# WHAT NEEDS TO BE DONE
Would you transcribe all of the data exactly, down to the last character?

# EXERCISE INPUT
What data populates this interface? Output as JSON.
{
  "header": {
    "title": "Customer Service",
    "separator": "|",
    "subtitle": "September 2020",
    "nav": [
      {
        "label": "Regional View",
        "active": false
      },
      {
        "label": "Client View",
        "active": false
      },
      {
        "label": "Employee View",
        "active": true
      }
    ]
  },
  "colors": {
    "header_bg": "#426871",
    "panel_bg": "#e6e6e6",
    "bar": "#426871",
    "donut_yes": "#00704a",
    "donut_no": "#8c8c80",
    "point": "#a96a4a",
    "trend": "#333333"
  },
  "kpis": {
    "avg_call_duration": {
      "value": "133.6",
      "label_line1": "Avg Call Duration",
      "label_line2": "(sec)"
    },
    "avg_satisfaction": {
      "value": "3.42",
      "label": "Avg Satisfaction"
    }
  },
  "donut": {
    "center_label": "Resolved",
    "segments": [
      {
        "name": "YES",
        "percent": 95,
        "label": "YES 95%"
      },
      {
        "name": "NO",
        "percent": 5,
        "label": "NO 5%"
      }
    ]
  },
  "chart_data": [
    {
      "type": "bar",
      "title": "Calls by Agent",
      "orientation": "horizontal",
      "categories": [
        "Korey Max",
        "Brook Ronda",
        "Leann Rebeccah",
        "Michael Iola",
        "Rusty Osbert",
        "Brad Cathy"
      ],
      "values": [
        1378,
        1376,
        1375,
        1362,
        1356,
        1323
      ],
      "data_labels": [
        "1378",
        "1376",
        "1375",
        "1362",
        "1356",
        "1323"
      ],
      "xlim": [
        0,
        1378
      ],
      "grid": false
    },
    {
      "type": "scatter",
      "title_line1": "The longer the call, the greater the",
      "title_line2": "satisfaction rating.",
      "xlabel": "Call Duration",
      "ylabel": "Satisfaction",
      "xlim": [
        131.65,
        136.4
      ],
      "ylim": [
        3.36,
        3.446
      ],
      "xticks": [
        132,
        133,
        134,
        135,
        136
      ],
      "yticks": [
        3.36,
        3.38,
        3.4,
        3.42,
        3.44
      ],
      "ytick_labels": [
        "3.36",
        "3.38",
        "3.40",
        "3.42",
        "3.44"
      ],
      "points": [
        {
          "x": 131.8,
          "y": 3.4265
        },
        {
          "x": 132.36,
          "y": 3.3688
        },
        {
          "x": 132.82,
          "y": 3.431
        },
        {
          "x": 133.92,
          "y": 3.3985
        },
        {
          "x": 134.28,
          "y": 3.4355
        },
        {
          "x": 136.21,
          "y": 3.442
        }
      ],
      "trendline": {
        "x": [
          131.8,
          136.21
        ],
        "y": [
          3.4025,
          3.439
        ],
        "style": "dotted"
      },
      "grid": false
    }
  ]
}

# RESULT OF THE TASK
What data populates this interface? Output as JSON.
{
  "header": {
    "title": "Customer Service",
    "separator": "|",
    "subtitle": "September 2020",
    "nav": [
      {
        "label": "Regional View",
        "active": false
      },
      {
        "label": "Client View",
        "active": false
      },
      {
        "label": "Employee View",
        "active": true
      }
    ]
  },
  "colors": {
    "header_bg": "#426871",
    "panel_bg": "#e6e6e6",
    "bar": "#426871",
    "donut_yes": "#00704a",
    "donut_no": "#8c8c80",
    "point": "#a96a4a",
    "trend": "#333333"
  },
  "kpis": {
    "avg_call_duration": {
      "value": "133.6",
      "label_line1": "Avg Call Duration",
      "label_line2": "(sec)"
    },
    "avg_satisfaction": {
      "value": "3.42",
      "label": "Avg Satisfaction"
    }
  },
  "donut": {
    "center_label": "Resolved",
    "segments": [
      {
        "name": "YES",
        "percent": 95,
        "label": "YES 95%"
      },
      {
        "name": "NO",
        "percent": 5,
        "label": "NO 5%"
      }
    ]
  },
  "chart_data": [
    {
      "type": "bar",
      "title": "Calls by Agent",
      "orientation": "horizontal",
      "categories": [
        "Korey Max",
        "Brook Ronda",
        "Leann Rebeccah",
        "Michael Iola",
        "Rusty Osbert",
        "Brad Cathy"
      ],
      "values": [
        1378,
        1376,
        1375,
        1362,
        1356,
        1323
      ],
      "data_labels": [
        "1378",
        "1376",
        "1375",
        "1362",
        "1356",
        "1323"
      ],
      "xlim": [
        0,
        1378
      ],
      "grid": false
    },
    {
      "type": "scatter",
      "title_line1": "The longer the call, the greater the",
      "title_line2": "satisfaction rating.",
      "xlabel": "Call Duration",
      "ylabel": "Satisfaction",
      "xlim": [
        131.65,
        136.4
      ],
      "ylim": [
        3.36,
        3.446
      ],
      "xticks": [
        132,
        133,
        134,
        135,
        136
      ],
      "yticks": [
        3.36,
        3.38,
        3.4,
        3.42,
        3.44
      ],
      "ytick_labels": [
        "3.36",
        "3.38",
        "3.40",
        "3.42",
        "3.44"
      ],
      "points": [
        {
          "x": 131.8,
          "y": 3.4265
        },
        {
          "x": 132.36,
          "y": 3.3688
        },
        {
          "x": 132.82,
          "y": 3.431
        },
        {
          "x": 133.92,
          "y": 3.3985
        },
        {
          "x": 134.28,
          "y": 3.4355
        },
        {
          "x": 136.21,
          "y": 3.442
        }
      ],
      "trendline": {
        "x": [
          131.8,
          136.21
        ],
        "y": [
          3.4025,
          3.439
        ],
        "style": "dotted"
      },
      "grid": false
    }
  ]
}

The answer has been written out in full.